RESUMO: O presente trabalho tem por objetivo propor uma releitura do regime estatutário à luz do direito de greve e de sindicalização do servidor público. Parte-se da análise das teorias da impermeabilização do Estado e do órgão para analisar o papel dado aos agentes públicos submetidos ao regime estatutário no atual quadro da Administração Pública visando construir um novo ideário acerca do tema com a consagração dos direitos fundamentais inerentes à função pública.
Palavras-chave: Direito Constitucional e Administrativo, Servidores Públicos, Regime Estatutário.
Sumário: 1 Introdução; 2. Administração Pública e seus sentidos; 3. Teoria da impermeabilidade do Estado e Teoria do Órgão: relação estatutária e sujeição agravada; 4. Conclusão. Referências
As relações laborais no seio da Administração Pública no momento pós Constituição de 1988 são marcadas por um estado de sujeição especial dos agentes públicos, em especial os servidores regidos pelo regime estatutário.
O presente trabalho tem como objetivo investigar as origens de tal status e cotejar o substrato fático aos ditames constitucionais, em especial as faculdades de exercício do direito de greve e sindicalização, conferido aos referidos servidores.
Valendo-se das teorias da impermeabilização do Estado e do órgão, o estudo aprofundará a temática e sugerirá medidas a serem adotadas para consagração do ideário constitucional quanto ao aspecto em estudo.
A Administração Pública contemporânea é responsável por uma infinidade de atividades alocadas em vários setores sociais e econômicos, uma vez que a Constituição Federal de 1988 trouxe vários compromissos que vinculam a atuação estatal na consecução dos seus ditames.
A atividade administrativa, também chamada de Administração Pública em sentido objetivo ou material, a qual abarca as atribuições de fomento, polícia administrativa, intervenção no domínio econômico e a prestação de serviços públicos, atua por meio de entidades, órgãos e agentes públicos, os quais são responsáveis pela concretização, no mundo dos fatos, das atividades mencionadas.
Já a Administração Pública em sentido subjetivo, que mais nos interessa nesse estudo, é expressão que comporta o conjunto de agentes públicos, órgãos e entidades que executarão as atividades administrativas antes mencionadas. Nesse sentido, leciona Carvalho Filho (2017, p 12):
A expressão pode também significar o conjunto de agentes, órgãos e pessoas jurídicas que tenham a incumbência de executar as atividades administrativas. Toma- -se aqui em consideração o sujeito da função administrativa, ou seja, quem a exerce de fato. Para diferenciar esse sentido da noção anterior, deve a expressão conter as iniciais maiúsculas: Administração Pública.

-- Entradas apresentadas --

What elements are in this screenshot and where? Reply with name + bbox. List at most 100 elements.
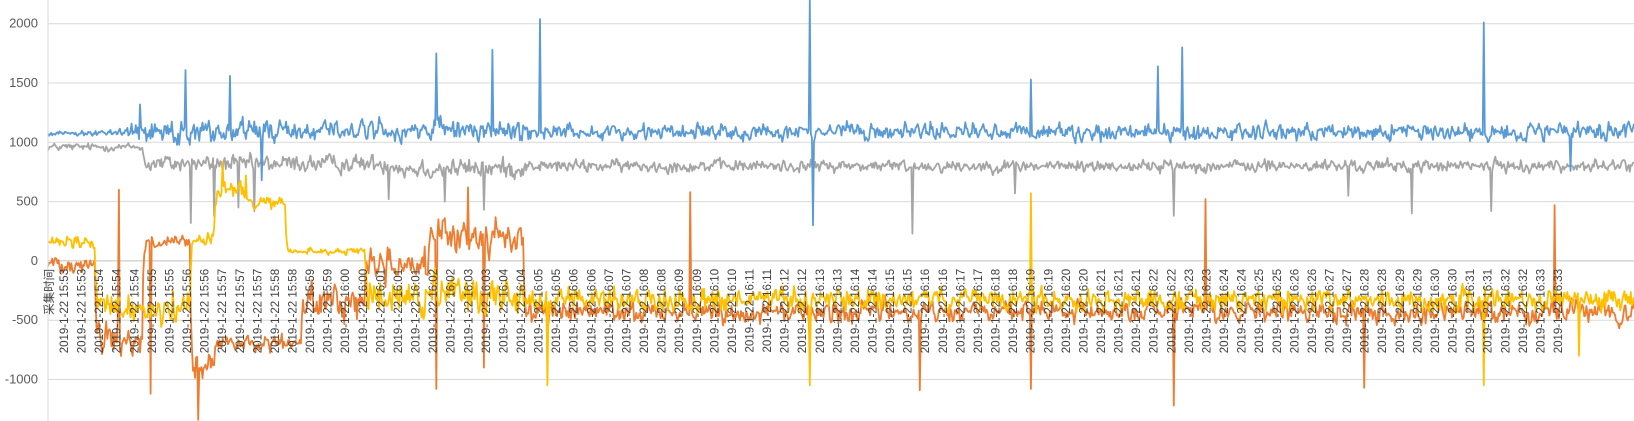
x-tick-label: 2019-1-22 16:06 <box>569 269 581 353</box>
x-tick-label: 2019-1-22 15:59 <box>323 269 335 353</box>
x-tick-label: 2019-1-22 16:23 <box>1184 269 1196 353</box>
x-tick-label: 2019-1-22 16:00 <box>358 269 370 353</box>
x-tick-label: 2019-1-22 16:30 <box>1430 269 1442 353</box>
x-tick-label: 2019-1-22 16:17 <box>973 269 985 353</box>
x-tick-label: 2019-1-22 16:24 <box>1219 268 1231 353</box>
x-tick-label: 2019-1-22 16:14 <box>868 268 880 353</box>
x-tick-label: 2019-1-22 16:30 <box>1448 269 1460 353</box>
x-tick-label: 2019-1-22 16:18 <box>1008 269 1020 353</box>
x-tick-label: 2019-1-22 16:08 <box>639 269 651 353</box>
y-tick-label: -1000 <box>5 371 38 386</box>
x-tick-label: 2019-1-22 15:54 <box>112 268 124 353</box>
x-tick-label: 2019-1-22 15:59 <box>305 269 317 353</box>
y-tick-label: 2000 <box>9 16 38 31</box>
x-tick-label: 2019-1-22 16:25 <box>1254 269 1266 353</box>
series-line-1 <box>47 186 1634 421</box>
x-tick-label: 2019-1-22 16:33 <box>1535 269 1547 353</box>
x-tick-label: 2019-1-22 16:03 <box>481 269 493 353</box>
x-tick-label: 2019-1-22 16:23 <box>1202 269 1214 353</box>
y-axis: -1000 -500 0 500 1000 1500 2000 <box>5 0 49 421</box>
x-tick-label: 2019-1-22 16:28 <box>1360 269 1372 353</box>
x-tick-label: 2019-1-22 16:15 <box>885 269 897 353</box>
x-tick-label: 2019-1-22 16:19 <box>1043 269 1055 353</box>
x-tick-label: 2019-1-22 16:13 <box>815 269 827 353</box>
x-tick-label: 2019-1-22 16:12 <box>780 269 792 353</box>
x-tick-label: 2019-1-22 16:09 <box>674 269 686 353</box>
x-tick-label: 2019-1-22 16:32 <box>1500 269 1512 353</box>
gridlines <box>48 23 1634 380</box>
x-tick-label: 2019-1-22 16:07 <box>604 269 616 353</box>
x-tick-label: 2019-1-22 16:08 <box>657 269 669 353</box>
x-tick-label: 2019-1-22 16:26 <box>1289 269 1301 353</box>
x-tick-label: 2019-1-22 16:19 <box>1026 269 1038 353</box>
x-tick-label: 2019-1-22 16:02 <box>446 269 458 353</box>
x-tick-label: 2019-1-22 16:02 <box>428 269 440 353</box>
x-tick-label: 2019-1-22 16:01 <box>393 269 405 353</box>
x-tick-label: 2019-1-22 16:22 <box>1166 269 1178 353</box>
x-tick-label: 2019-1-22 16:12 <box>797 269 809 353</box>
x-tick-label: 2019-1-22 15:53 <box>59 269 71 353</box>
x-tick-label: 2019-1-22 16:27 <box>1342 269 1354 353</box>
x-tick-label: 2019-1-22 16:13 <box>832 269 844 353</box>
y-tick-label: 500 <box>16 194 38 209</box>
x-tick-label: 2019-1-22 16:31 <box>1483 269 1495 353</box>
x-tick-label: 2019-1-22 16:27 <box>1325 269 1337 353</box>
x-tick-label: 2019-1-22 16:17 <box>955 269 967 353</box>
x-tick-label: 2019-1-22 15:54 <box>94 268 106 353</box>
x-tick-label: 2019-1-22 16:16 <box>938 269 950 353</box>
x-tick-label: 2019-1-22 15:57 <box>235 269 247 353</box>
x-tick-label: 2019-1-22 16:32 <box>1518 269 1530 353</box>
x-tick-label: 2019-1-22 16:25 <box>1272 269 1284 353</box>
x-tick-label: 2019-1-22 16:24 <box>1237 268 1249 353</box>
series-line-3 <box>47 0 1634 227</box>
x-tick-label: 2019-1-22 16:22 <box>1149 269 1161 353</box>
series-layer <box>47 0 1634 421</box>
x-tick-label: 2019-1-22 15:57 <box>252 269 264 353</box>
x-axis: 2019-1-22 15:53 2019-1-22 15:53 2019-1-22 … <box>59 268 1565 353</box>
x-tick-label: 2019-1-22 16:16 <box>920 269 932 353</box>
x-tick-label: 2019-1-22 16:21 <box>1114 269 1126 353</box>
x-tick-label: 2019-1-22 16:11 <box>762 269 774 353</box>
x-tick-label: 2019-1-22 16:15 <box>903 269 915 353</box>
x-tick-label: 2019-1-22 16:00 <box>340 269 352 353</box>
series-line-0 <box>47 142 1634 235</box>
x-tick-label: 2019-1-22 16:33 <box>1553 269 1565 353</box>
x-tick-label: 2019-1-22 16:21 <box>1096 269 1108 353</box>
x-tick-label: 2019-1-22 16:04 <box>498 268 510 353</box>
x-tick-label: 2019-1-22 16:06 <box>586 269 598 353</box>
y-tick-label: -500 <box>12 312 38 327</box>
x-tick-label: 2019-1-22 15:56 <box>200 269 212 353</box>
y-tick-label: 1500 <box>9 75 38 90</box>
x-tick-label: 2019-1-22 16:03 <box>463 269 475 353</box>
y-tick-label: 0 <box>31 253 38 268</box>
x-tick-label: 2019-1-22 15:53 <box>77 269 89 353</box>
x-tick-label: 2019-1-22 15:55 <box>165 269 177 353</box>
y-tick-label: 1000 <box>9 134 38 149</box>
x-tick-label: 2019-1-22 16:21 <box>1131 269 1143 353</box>
x-tick-label: 2019-1-22 16:05 <box>534 269 546 353</box>
x-tick-label: 2019-1-22 15:55 <box>147 269 159 353</box>
x-tick-label: 2019-1-22 16:04 <box>516 268 528 353</box>
x-tick-label: 2019-1-22 16:31 <box>1465 269 1477 353</box>
x-tick-label: 2019-1-22 16:01 <box>375 269 387 353</box>
x-tick-label: 2019-1-22 16:10 <box>727 269 739 353</box>
x-tick-label: 2019-1-22 15:58 <box>288 269 300 353</box>
x-tick-label: 2019-1-22 16:20 <box>1078 269 1090 353</box>
x-tick-label: 2019-1-22 16:11 <box>745 269 757 353</box>
x-tick-label: 2019-1-22 16:29 <box>1395 269 1407 353</box>
x-tick-label: 2019-1-22 16:07 <box>621 269 633 353</box>
x-tick-label: 2019-1-22 16:28 <box>1377 269 1389 353</box>
x-tick-label: 2019-1-22 16:18 <box>991 269 1003 353</box>
x-tick-label: 2019-1-22 16:29 <box>1412 269 1424 353</box>
x-tick-label: 2019-1-22 16:09 <box>692 269 704 353</box>
x-tick-label: 2019-1-22 15:54 <box>129 268 141 353</box>
x-tick-label: 2019-1-22 16:10 <box>709 269 721 353</box>
x-tick-label: 2019-1-22 16:14 <box>850 268 862 353</box>
series-line-2 <box>47 161 1634 387</box>
x-tick-label: 2019-1-22 15:57 <box>217 269 229 353</box>
x-tick-label: 2019-1-22 16:20 <box>1061 269 1073 353</box>
x-axis-title: 采集时间 <box>42 269 56 315</box>
x-tick-label: 2019-1-22 15:58 <box>270 269 282 353</box>
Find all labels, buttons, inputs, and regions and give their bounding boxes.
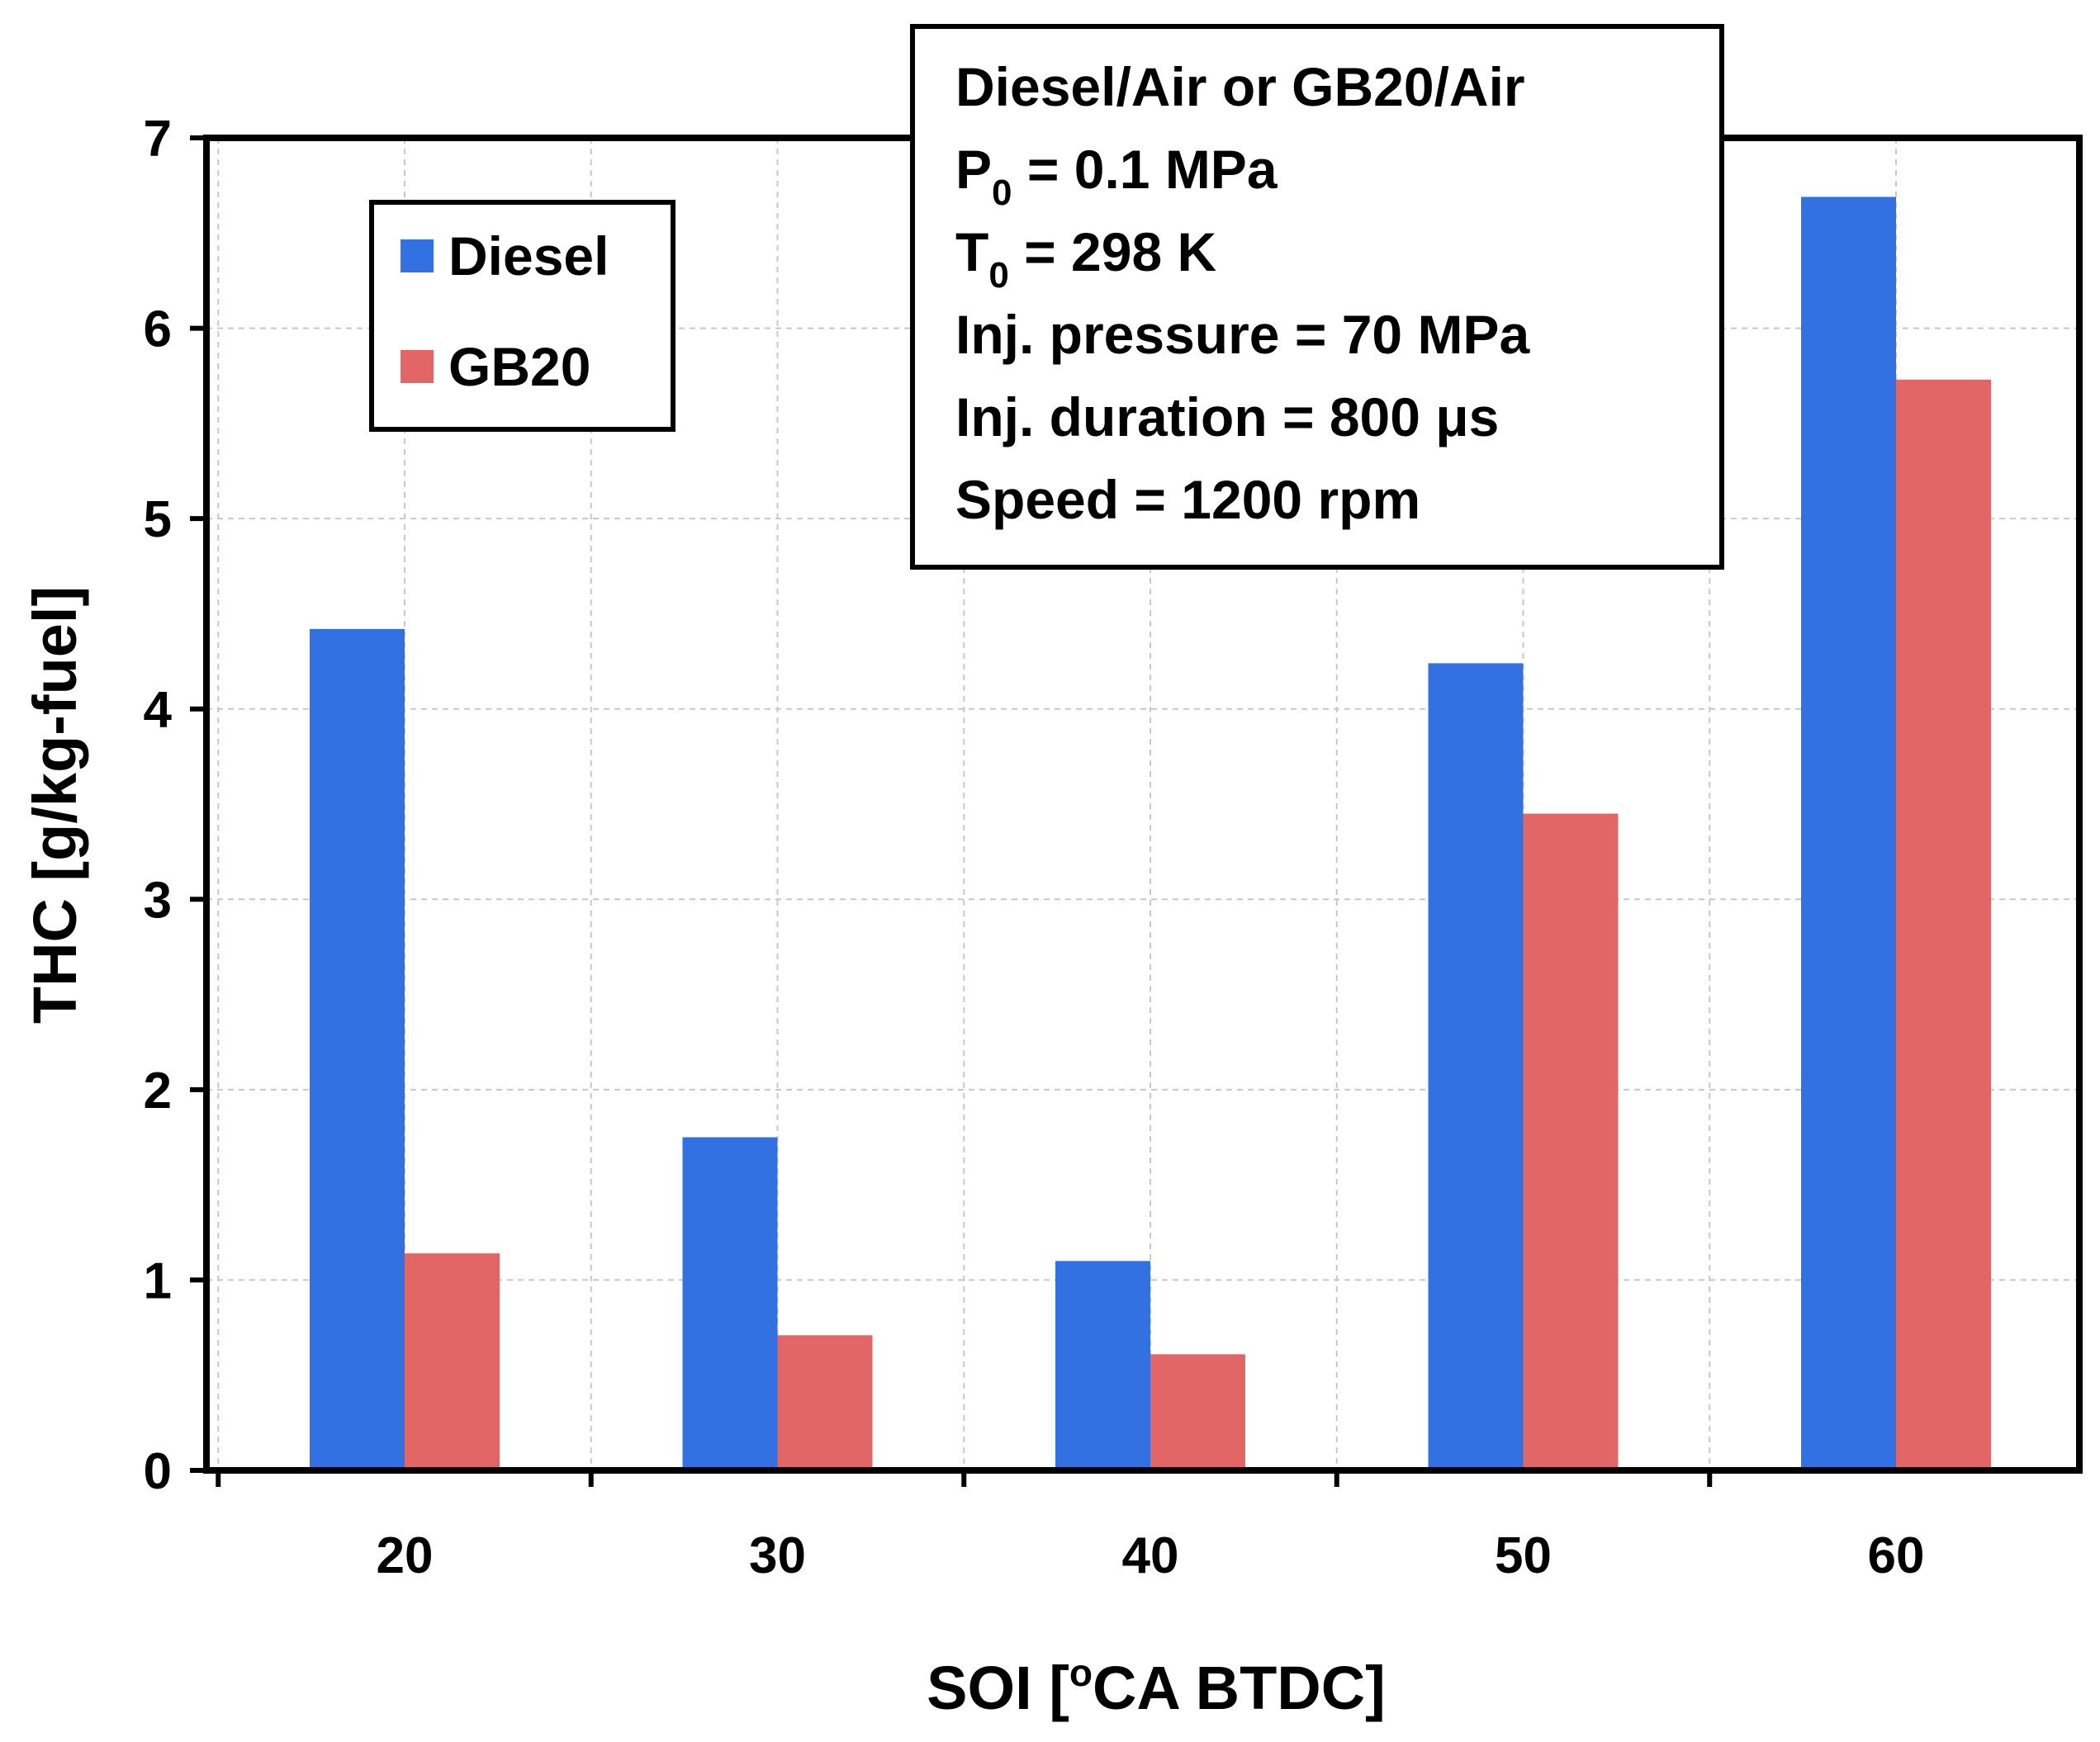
legend-label-gb20: GB20 [448,336,590,397]
x-tick-label: 50 [1495,1527,1552,1584]
y-tick-label: 4 [144,682,173,739]
y-tick-label: 5 [144,491,172,548]
x-tick-label: 60 [1868,1527,1925,1584]
x-axis-title-post: CA BTDC] [1093,1654,1386,1722]
annotation-line-6: Speed = 1200 rpm [955,469,1420,530]
annotation-frame [910,24,1724,570]
annotation-box: Diesel/Air or GB20/Air P0 = 0.1 MPa T0 =… [910,24,1724,570]
bar-diesel-30 [682,1137,778,1470]
x-tick-label: 30 [749,1527,806,1584]
legend-label-diesel: Diesel [448,225,609,286]
annotation-line-4: Inj. pressure = 70 MPa [955,304,1530,365]
legend-swatch-diesel [401,239,434,272]
x-tick-label: 20 [377,1527,434,1584]
annotation-line-5: Inj. duration = 800 μs [955,386,1499,447]
y-axis-title: THC [g/kg-fuel] [21,586,89,1024]
legend: Diesel GB20 [369,200,676,432]
bar-gb20-60 [1896,379,1991,1471]
annotation-line-3: T0 = 298 K [955,221,1216,296]
axis-ticks [190,135,1713,1487]
x-axis-title: SOI [oCA BTDC] [927,1651,1386,1722]
x-tick-labels: 20 30 40 50 60 [377,1527,1925,1584]
y-tick-label: 6 [144,301,172,358]
y-tick-labels: 0 1 2 3 4 5 6 7 [144,111,173,1500]
annotation-line-1: Diesel/Air or GB20/Air [955,56,1525,117]
bars [310,196,1991,1471]
legend-swatch-gb20 [401,350,434,383]
bar-diesel-20 [310,628,405,1470]
bar-gb20-40 [1150,1354,1245,1470]
bar-diesel-50 [1428,663,1524,1470]
y-tick-label: 7 [144,111,172,168]
y-tick-label: 3 [144,872,172,929]
bar-diesel-60 [1801,196,1896,1470]
x-axis-title-sup: o [1069,1651,1093,1694]
bar-gb20-30 [777,1335,873,1470]
y-tick-label: 0 [144,1443,172,1500]
bar-diesel-40 [1055,1261,1150,1470]
y-tick-label: 1 [144,1252,172,1309]
y-tick-label: 2 [144,1063,172,1120]
bar-gb20-20 [405,1253,500,1470]
x-axis-title-pre: SOI [ [927,1654,1069,1722]
annotation-line-2: P0 = 0.1 MPa [955,139,1278,213]
x-tick-label: 40 [1122,1527,1179,1584]
bar-gb20-50 [1523,813,1619,1470]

-- Enunciado 1 --
Copie fielmente, do texto sobre o regime estatutário, a passagem que vai de "Sumário: 1 Introdução;" até "pelo regime estatutário.".
-- Enunciado 2 --
De acordo com o texto sobre o regime estatutário, quais atribuições a atividade administrativa, ou Administração Pública em sentido objetivo, abarca?

-- Resolução 1 --
Sumário: 1 Introdução; 2. Administração Pública e seus sentidos; 3. Teoria da impermeabilidade do Estado e Teoria do Órgão: relação estatutária e sujeição agravada; 4. Conclusão. Referências
As relações laborais no seio da Administração Pública no momento pós Constituição de 1988 são marcadas por um estado de sujeição especial dos agentes públicos, em especial os servidores regidos pelo regime estatutário.

-- Resolução 2 --
Fomento, polícia administrativa, intervenção no domínio econômico e prestação de serviços públicos.